REQUIRED WORK – Review the material and extract every line in which the word "диспансерное" occurs.
-- Start --
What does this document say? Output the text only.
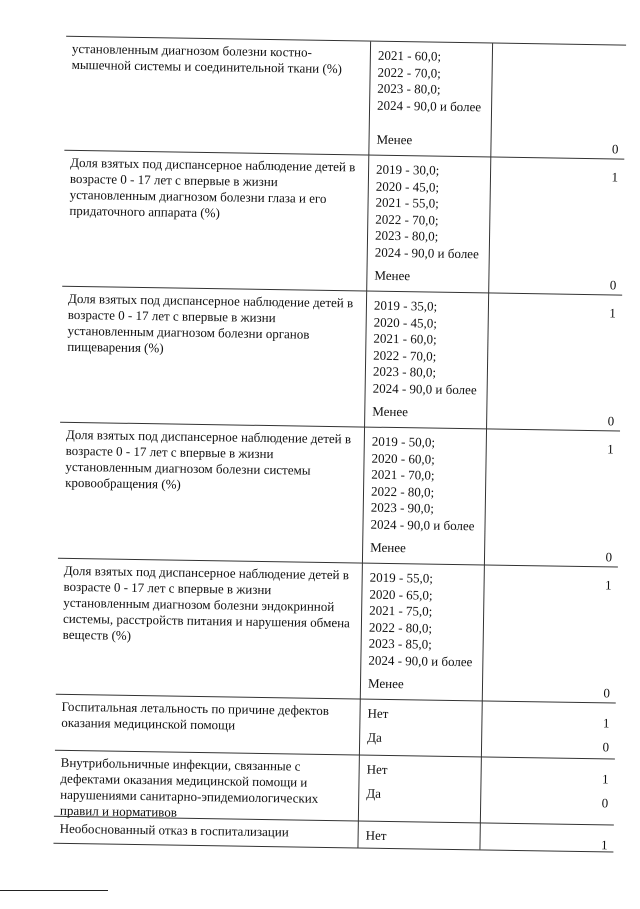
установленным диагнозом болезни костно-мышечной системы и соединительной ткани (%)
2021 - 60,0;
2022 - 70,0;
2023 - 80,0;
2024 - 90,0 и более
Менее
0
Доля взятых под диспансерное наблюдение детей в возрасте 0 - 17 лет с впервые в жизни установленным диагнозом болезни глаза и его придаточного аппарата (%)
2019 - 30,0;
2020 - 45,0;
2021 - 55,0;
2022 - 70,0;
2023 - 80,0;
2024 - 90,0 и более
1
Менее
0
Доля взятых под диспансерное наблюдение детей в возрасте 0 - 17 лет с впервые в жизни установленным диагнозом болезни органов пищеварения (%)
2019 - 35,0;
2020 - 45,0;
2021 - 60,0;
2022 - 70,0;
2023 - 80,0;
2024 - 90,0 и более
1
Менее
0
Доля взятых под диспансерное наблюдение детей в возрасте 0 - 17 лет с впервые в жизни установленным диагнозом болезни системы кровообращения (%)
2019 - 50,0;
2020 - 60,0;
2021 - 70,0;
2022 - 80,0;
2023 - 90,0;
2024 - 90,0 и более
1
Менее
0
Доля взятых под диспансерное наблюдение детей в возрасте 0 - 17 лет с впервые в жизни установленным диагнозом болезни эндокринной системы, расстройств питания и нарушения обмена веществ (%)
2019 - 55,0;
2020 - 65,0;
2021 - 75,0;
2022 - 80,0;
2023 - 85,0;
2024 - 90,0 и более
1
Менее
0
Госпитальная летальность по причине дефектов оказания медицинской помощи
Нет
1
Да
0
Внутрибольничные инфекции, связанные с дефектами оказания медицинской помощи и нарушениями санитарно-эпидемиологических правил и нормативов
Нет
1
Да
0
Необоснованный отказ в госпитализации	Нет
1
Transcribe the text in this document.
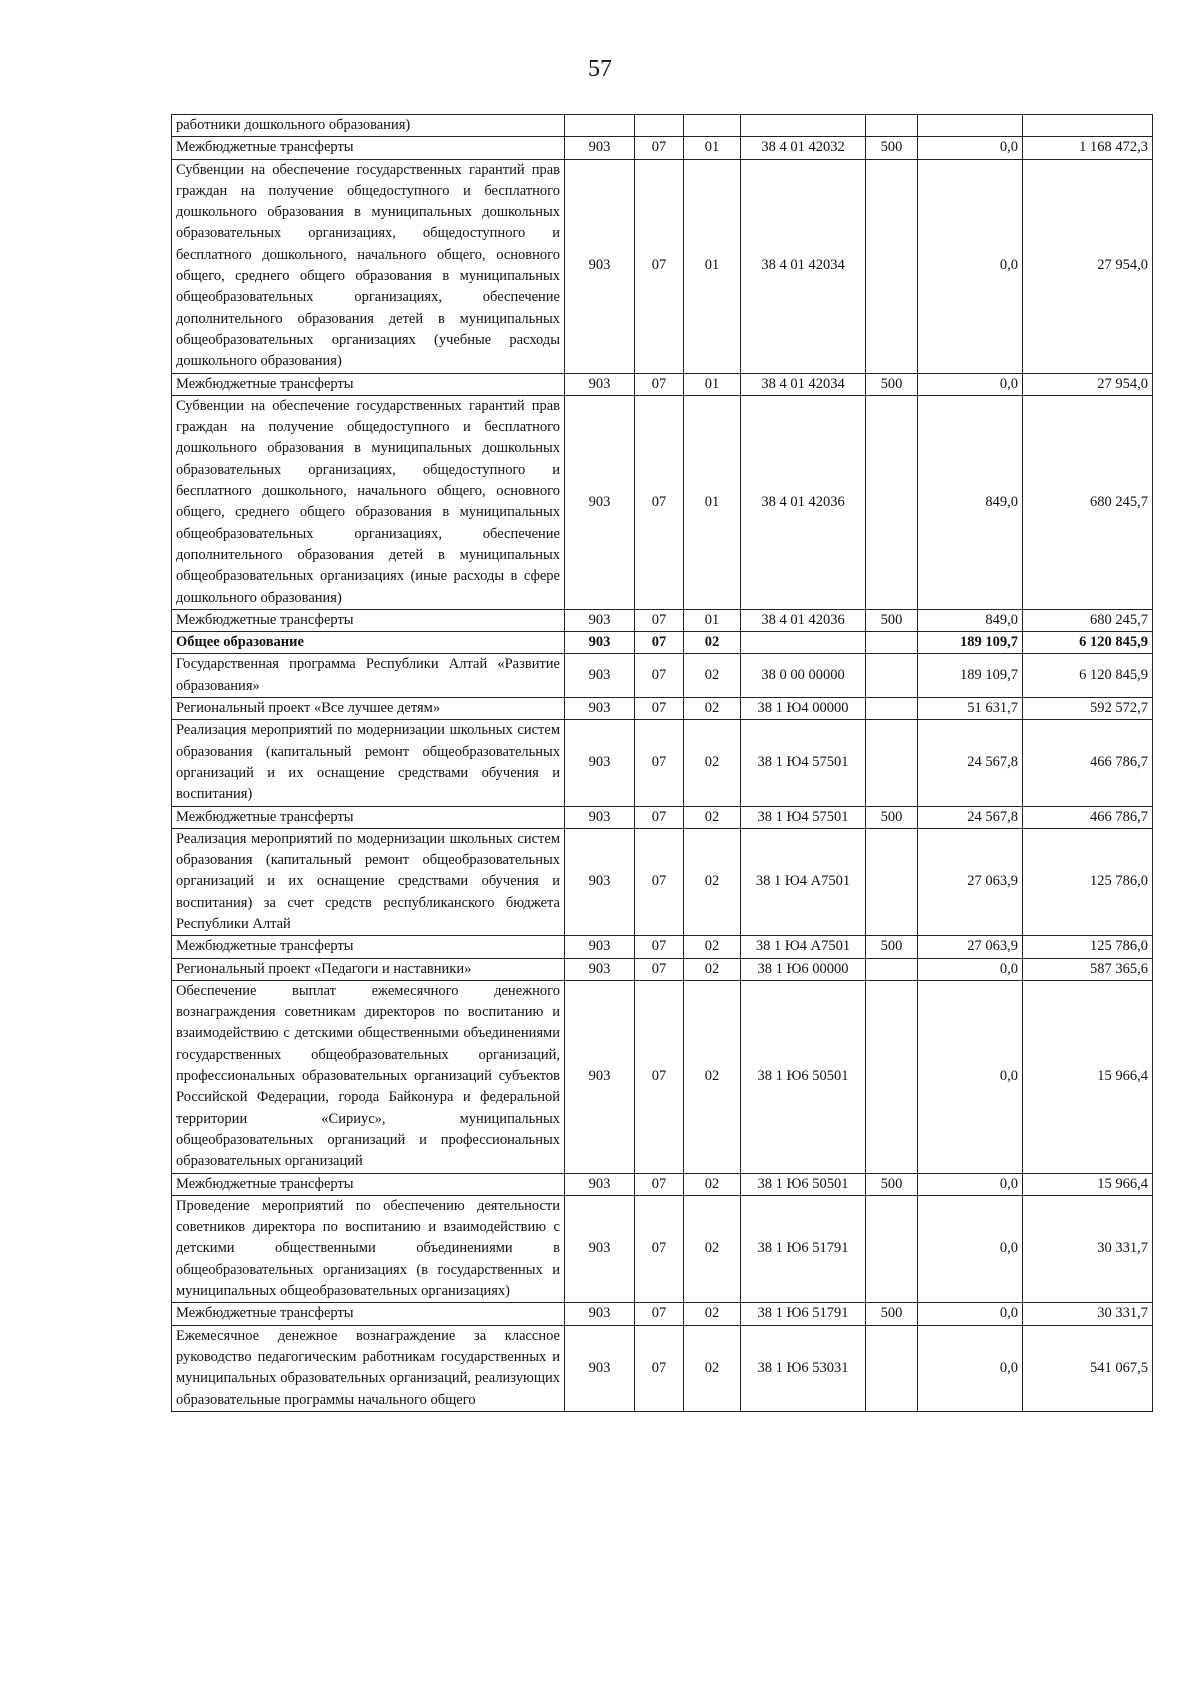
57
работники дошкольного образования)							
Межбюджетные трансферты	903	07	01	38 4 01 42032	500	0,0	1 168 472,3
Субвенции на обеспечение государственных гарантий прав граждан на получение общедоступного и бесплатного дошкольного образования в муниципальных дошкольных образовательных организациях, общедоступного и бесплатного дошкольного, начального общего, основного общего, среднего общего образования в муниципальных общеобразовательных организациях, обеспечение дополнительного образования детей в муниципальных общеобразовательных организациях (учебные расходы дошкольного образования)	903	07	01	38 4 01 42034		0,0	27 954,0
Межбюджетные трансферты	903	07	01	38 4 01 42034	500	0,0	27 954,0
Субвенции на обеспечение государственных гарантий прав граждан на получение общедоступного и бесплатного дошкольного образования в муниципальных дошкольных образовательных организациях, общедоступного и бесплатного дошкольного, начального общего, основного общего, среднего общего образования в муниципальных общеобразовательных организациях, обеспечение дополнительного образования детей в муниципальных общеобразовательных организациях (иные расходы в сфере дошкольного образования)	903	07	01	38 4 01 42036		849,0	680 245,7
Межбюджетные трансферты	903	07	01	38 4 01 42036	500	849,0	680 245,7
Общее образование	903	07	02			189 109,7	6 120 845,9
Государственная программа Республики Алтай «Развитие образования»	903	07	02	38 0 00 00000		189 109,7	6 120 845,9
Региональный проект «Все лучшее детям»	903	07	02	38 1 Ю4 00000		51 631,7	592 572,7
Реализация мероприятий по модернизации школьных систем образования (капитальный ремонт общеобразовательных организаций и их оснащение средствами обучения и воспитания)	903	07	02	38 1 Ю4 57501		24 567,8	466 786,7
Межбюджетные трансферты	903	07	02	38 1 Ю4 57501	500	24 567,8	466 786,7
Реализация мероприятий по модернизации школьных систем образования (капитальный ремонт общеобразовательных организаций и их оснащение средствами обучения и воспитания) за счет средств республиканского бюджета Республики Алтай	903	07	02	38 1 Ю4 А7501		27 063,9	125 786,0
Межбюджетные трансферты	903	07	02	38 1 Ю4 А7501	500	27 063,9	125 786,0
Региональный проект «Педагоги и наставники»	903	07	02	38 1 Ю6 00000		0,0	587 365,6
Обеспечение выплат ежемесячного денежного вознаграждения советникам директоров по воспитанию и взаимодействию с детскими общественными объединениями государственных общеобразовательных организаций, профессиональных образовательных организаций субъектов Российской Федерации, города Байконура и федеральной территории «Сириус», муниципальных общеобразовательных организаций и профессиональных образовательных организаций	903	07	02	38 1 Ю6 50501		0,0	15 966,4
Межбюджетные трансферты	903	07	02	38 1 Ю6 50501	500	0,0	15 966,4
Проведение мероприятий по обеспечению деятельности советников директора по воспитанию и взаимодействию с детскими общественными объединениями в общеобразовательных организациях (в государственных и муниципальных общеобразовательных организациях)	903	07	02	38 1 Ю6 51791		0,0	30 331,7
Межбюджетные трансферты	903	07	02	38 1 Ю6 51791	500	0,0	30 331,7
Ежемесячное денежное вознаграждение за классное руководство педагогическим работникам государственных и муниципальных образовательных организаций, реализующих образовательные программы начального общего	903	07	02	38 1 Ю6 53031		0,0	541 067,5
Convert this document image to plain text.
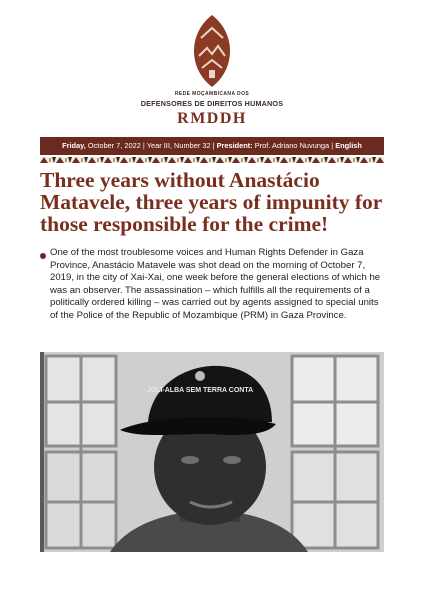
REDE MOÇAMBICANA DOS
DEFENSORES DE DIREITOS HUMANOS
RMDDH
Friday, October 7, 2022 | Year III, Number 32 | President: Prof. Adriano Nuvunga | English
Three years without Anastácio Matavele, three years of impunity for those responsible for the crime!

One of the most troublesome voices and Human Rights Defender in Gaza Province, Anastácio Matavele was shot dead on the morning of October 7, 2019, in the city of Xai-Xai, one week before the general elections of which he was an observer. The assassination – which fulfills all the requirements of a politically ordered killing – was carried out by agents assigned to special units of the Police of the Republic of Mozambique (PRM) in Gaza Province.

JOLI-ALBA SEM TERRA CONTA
-- End --
COMPLETE ANSWER –
Доля взятых под диспансерное наблюдение детей в возрасте 0 - 17 лет с впервые в жизни установленным диагнозом болезни глаза и его придаточного аппарата (%)
Доля взятых под диспансерное наблюдение детей в возрасте 0 - 17 лет с впервые в жизни установленным диагнозом болезни органов пищеварения (%)
Доля взятых под диспансерное наблюдение детей в возрасте 0 - 17 лет с впервые в жизни установленным диагнозом болезни системы кровообращения (%)
Доля взятых под диспансерное наблюдение детей в возрасте 0 - 17 лет с впервые в жизни установленным диагнозом болезни эндокринной системы, расстройств питания и нарушения обмена веществ (%)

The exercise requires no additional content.